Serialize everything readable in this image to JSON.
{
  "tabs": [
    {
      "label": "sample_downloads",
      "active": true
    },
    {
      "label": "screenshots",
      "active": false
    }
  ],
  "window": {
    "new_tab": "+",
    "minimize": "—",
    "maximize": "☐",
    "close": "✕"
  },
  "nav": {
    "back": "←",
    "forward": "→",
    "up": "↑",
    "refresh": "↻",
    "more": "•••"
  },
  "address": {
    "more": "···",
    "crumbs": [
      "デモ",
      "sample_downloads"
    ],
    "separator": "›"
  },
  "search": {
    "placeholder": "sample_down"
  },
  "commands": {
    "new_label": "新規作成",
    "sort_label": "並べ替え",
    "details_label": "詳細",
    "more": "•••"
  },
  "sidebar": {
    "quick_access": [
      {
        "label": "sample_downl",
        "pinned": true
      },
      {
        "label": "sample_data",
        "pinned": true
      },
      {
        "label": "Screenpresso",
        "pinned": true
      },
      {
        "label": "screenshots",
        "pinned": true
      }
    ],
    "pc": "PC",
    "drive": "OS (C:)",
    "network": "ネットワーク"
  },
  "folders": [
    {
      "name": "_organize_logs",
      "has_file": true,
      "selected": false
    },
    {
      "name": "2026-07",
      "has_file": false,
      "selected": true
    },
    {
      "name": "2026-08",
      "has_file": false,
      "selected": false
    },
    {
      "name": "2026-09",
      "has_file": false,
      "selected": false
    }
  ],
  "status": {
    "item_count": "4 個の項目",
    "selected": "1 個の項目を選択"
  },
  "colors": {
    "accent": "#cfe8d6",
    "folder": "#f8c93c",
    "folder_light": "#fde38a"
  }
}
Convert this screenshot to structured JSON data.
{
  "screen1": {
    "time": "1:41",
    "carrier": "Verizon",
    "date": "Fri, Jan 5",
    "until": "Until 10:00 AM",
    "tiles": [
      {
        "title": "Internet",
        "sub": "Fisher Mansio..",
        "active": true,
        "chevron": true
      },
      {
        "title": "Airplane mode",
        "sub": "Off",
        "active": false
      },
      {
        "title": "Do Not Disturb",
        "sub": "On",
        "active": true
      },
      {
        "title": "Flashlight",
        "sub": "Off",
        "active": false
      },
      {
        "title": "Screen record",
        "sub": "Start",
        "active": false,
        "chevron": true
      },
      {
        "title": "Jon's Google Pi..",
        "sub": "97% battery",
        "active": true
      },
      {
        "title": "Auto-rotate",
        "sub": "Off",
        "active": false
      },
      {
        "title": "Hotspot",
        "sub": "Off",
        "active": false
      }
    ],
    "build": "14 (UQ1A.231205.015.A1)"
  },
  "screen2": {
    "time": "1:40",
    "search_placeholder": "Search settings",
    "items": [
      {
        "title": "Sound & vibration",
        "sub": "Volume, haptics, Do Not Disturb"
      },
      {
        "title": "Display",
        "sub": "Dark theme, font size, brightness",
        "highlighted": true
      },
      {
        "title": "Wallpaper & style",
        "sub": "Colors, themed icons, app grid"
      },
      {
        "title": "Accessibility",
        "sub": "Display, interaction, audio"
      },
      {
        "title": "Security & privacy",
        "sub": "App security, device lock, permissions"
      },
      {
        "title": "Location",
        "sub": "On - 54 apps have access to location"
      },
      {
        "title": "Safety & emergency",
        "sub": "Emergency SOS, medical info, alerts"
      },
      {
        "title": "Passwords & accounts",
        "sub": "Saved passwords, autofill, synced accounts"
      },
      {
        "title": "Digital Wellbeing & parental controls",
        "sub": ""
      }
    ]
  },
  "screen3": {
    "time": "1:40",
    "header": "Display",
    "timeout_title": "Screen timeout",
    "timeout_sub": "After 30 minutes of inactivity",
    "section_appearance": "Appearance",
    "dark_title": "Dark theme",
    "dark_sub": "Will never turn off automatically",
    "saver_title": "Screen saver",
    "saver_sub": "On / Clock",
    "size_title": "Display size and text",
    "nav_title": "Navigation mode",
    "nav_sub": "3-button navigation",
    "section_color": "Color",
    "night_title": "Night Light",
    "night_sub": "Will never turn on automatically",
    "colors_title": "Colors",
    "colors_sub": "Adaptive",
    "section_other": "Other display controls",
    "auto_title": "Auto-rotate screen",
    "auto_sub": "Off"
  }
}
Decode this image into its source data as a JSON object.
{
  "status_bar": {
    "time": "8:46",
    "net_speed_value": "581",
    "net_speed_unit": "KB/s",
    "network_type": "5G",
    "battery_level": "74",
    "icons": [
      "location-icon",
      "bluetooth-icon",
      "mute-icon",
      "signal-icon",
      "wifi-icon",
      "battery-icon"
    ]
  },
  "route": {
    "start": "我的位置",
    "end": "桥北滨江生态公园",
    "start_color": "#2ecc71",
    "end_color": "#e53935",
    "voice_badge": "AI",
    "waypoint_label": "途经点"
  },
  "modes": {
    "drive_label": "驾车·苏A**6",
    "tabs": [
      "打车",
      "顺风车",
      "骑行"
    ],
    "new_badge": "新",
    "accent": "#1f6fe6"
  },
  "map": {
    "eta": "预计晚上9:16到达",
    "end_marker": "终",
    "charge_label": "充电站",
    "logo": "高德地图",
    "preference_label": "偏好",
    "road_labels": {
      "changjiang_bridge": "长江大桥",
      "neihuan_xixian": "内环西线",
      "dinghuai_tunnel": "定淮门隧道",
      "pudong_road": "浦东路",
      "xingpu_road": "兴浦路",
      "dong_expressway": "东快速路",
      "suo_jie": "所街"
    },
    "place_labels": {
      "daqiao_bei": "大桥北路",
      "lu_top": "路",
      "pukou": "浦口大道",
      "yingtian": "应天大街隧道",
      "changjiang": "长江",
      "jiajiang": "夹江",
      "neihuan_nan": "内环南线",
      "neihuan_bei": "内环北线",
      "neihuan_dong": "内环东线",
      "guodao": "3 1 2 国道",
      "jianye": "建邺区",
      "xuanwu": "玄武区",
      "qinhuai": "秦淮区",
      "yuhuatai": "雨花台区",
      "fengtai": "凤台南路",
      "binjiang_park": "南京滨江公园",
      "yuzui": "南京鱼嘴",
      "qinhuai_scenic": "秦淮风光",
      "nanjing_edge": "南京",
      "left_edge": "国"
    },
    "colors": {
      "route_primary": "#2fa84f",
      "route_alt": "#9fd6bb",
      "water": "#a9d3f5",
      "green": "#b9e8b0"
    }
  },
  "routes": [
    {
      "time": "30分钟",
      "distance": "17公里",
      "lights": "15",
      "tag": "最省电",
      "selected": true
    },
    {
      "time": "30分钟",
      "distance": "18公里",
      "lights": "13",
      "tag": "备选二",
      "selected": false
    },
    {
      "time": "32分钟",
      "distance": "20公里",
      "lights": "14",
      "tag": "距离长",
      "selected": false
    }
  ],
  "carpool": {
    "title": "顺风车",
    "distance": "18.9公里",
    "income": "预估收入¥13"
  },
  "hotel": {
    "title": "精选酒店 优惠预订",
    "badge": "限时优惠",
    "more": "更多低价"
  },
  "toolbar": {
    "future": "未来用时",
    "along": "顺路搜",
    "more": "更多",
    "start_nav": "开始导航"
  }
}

════════════════

**Problem to solve:**
Transcribe every entry exactly, omitting nothing.

**The result:**
Serialize everything readable in this image to JSON.
{
  "tabs": [
    {
      "label": "sample_downloads",
      "active": true
    },
    {
      "label": "screenshots",
      "active": false
    }
  ],
  "window": {
    "new_tab": "+",
    "minimize": "—",
    "maximize": "☐",
    "close": "✕"
  },
  "nav": {
    "back": "←",
    "forward": "→",
    "up": "↑",
    "refresh": "↻",
    "more": "•••"
  },
  "address": {
    "more": "···",
    "crumbs": [
      "デモ",
      "sample_downloads"
    ],
    "separator": "›"
  },
  "search": {
    "placeholder": "sample_down"
  },
  "commands": {
    "new_label": "新規作成",
    "sort_label": "並べ替え",
    "details_label": "詳細",
    "more": "•••"
  },
  "sidebar": {
    "quick_access": [
      {
        "label": "sample_downl",
        "pinned": true
      },
      {
        "label": "sample_data",
        "pinned": true
      },
      {
        "label": "Screenpresso",
        "pinned": true
      },
      {
        "label": "screenshots",
        "pinned": true
      }
    ],
    "pc": "PC",
    "drive": "OS (C:)",
    "network": "ネットワーク"
  },
  "folders": [
    {
      "name": "_organize_logs",
      "has_file": true,
      "selected": false
    },
    {
      "name": "2026-07",
      "has_file": false,
      "selected": true
    },
    {
      "name": "2026-08",
      "has_file": false,
      "selected": false
    },
    {
      "name": "2026-09",
      "has_file": false,
      "selected": false
    }
  ],
  "status": {
    "item_count": "4 個の項目",
    "selected": "1 個の項目を選択"
  },
  "colors": {
    "accent": "#cfe8d6",
    "folder": "#f8c93c",
    "folder_light": "#fde38a"
  }
}
Convert this screenshot to structured JSON data.
{
  "screen1": {
    "time": "1:41",
    "carrier": "Verizon",
    "date": "Fri, Jan 5",
    "until": "Until 10:00 AM",
    "tiles": [
      {
        "title": "Internet",
        "sub": "Fisher Mansio..",
        "active": true,
        "chevron": true
      },
      {
        "title": "Airplane mode",
        "sub": "Off",
        "active": false
      },
      {
        "title": "Do Not Disturb",
        "sub": "On",
        "active": true
      },
      {
        "title": "Flashlight",
        "sub": "Off",
        "active": false
      },
      {
        "title": "Screen record",
        "sub": "Start",
        "active": false,
        "chevron": true
      },
      {
        "title": "Jon's Google Pi..",
        "sub": "97% battery",
        "active": true
      },
      {
        "title": "Auto-rotate",
        "sub": "Off",
        "active": false
      },
      {
        "title": "Hotspot",
        "sub": "Off",
        "active": false
      }
    ],
    "build": "14 (UQ1A.231205.015.A1)"
  },
  "screen2": {
    "time": "1:40",
    "search_placeholder": "Search settings",
    "items": [
      {
        "title": "Sound & vibration",
        "sub": "Volume, haptics, Do Not Disturb"
      },
      {
        "title": "Display",
        "sub": "Dark theme, font size, brightness",
        "highlighted": true
      },
      {
        "title": "Wallpaper & style",
        "sub": "Colors, themed icons, app grid"
      },
      {
        "title": "Accessibility",
        "sub": "Display, interaction, audio"
      },
      {
        "title": "Security & privacy",
        "sub": "App security, device lock, permissions"
      },
      {
        "title": "Location",
        "sub": "On - 54 apps have access to location"
      },
      {
        "title": "Safety & emergency",
        "sub": "Emergency SOS, medical info, alerts"
      },
      {
        "title": "Passwords & accounts",
        "sub": "Saved passwords, autofill, synced accounts"
      },
      {
        "title": "Digital Wellbeing & parental controls",
        "sub": ""
      }
    ]
  },
  "screen3": {
    "time": "1:40",
    "header": "Display",
    "timeout_title": "Screen timeout",
    "timeout_sub": "After 30 minutes of inactivity",
    "section_appearance": "Appearance",
    "dark_title": "Dark theme",
    "dark_sub": "Will never turn off automatically",
    "saver_title": "Screen saver",
    "saver_sub": "On / Clock",
    "size_title": "Display size and text",
    "nav_title": "Navigation mode",
    "nav_sub": "3-button navigation",
    "section_color": "Color",
    "night_title": "Night Light",
    "night_sub": "Will never turn on automatically",
    "colors_title": "Colors",
    "colors_sub": "Adaptive",
    "section_other": "Other display controls",
    "auto_title": "Auto-rotate screen",
    "auto_sub": "Off"
  }
}
Decode this image into its source data as a JSON object.
{
  "status_bar": {
    "time": "8:46",
    "net_speed_value": "581",
    "net_speed_unit": "KB/s",
    "network_type": "5G",
    "battery_level": "74",
    "icons": [
      "location-icon",
      "bluetooth-icon",
      "mute-icon",
      "signal-icon",
      "wifi-icon",
      "battery-icon"
    ]
  },
  "route": {
    "start": "我的位置",
    "end": "桥北滨江生态公园",
    "start_color": "#2ecc71",
    "end_color": "#e53935",
    "voice_badge": "AI",
    "waypoint_label": "途经点"
  },
  "modes": {
    "drive_label": "驾车·苏A**6",
    "tabs": [
      "打车",
      "顺风车",
      "骑行"
    ],
    "new_badge": "新",
    "accent": "#1f6fe6"
  },
  "map": {
    "eta": "预计晚上9:16到达",
    "end_marker": "终",
    "charge_label": "充电站",
    "logo": "高德地图",
    "preference_label": "偏好",
    "road_labels": {
      "changjiang_bridge": "长江大桥",
      "neihuan_xixian": "内环西线",
      "dinghuai_tunnel": "定淮门隧道",
      "pudong_road": "浦东路",
      "xingpu_road": "兴浦路",
      "dong_expressway": "东快速路",
      "suo_jie": "所街"
    },
    "place_labels": {
      "daqiao_bei": "大桥北路",
      "lu_top": "路",
      "pukou": "浦口大道",
      "yingtian": "应天大街隧道",
      "changjiang": "长江",
      "jiajiang": "夹江",
      "neihuan_nan": "内环南线",
      "neihuan_bei": "内环北线",
      "neihuan_dong": "内环东线",
      "guodao": "3 1 2 国道",
      "jianye": "建邺区",
      "xuanwu": "玄武区",
      "qinhuai": "秦淮区",
      "yuhuatai": "雨花台区",
      "fengtai": "凤台南路",
      "binjiang_park": "南京滨江公园",
      "yuzui": "南京鱼嘴",
      "qinhuai_scenic": "秦淮风光",
      "nanjing_edge": "南京",
      "left_edge": "国"
    },
    "colors": {
      "route_primary": "#2fa84f",
      "route_alt": "#9fd6bb",
      "water": "#a9d3f5",
      "green": "#b9e8b0"
    }
  },
  "routes": [
    {
      "time": "30分钟",
      "distance": "17公里",
      "lights": "15",
      "tag": "最省电",
      "selected": true
    },
    {
      "time": "30分钟",
      "distance": "18公里",
      "lights": "13",
      "tag": "备选二",
      "selected": false
    },
    {
      "time": "32分钟",
      "distance": "20公里",
      "lights": "14",
      "tag": "距离长",
      "selected": false
    }
  ],
  "carpool": {
    "title": "顺风车",
    "distance": "18.9公里",
    "income": "预估收入¥13"
  },
  "hotel": {
    "title": "精选酒店 优惠预订",
    "badge": "限时优惠",
    "more": "更多低价"
  },
  "toolbar": {
    "future": "未来用时",
    "along": "顺路搜",
    "more": "更多",
    "start_nav": "开始导航"
  }
}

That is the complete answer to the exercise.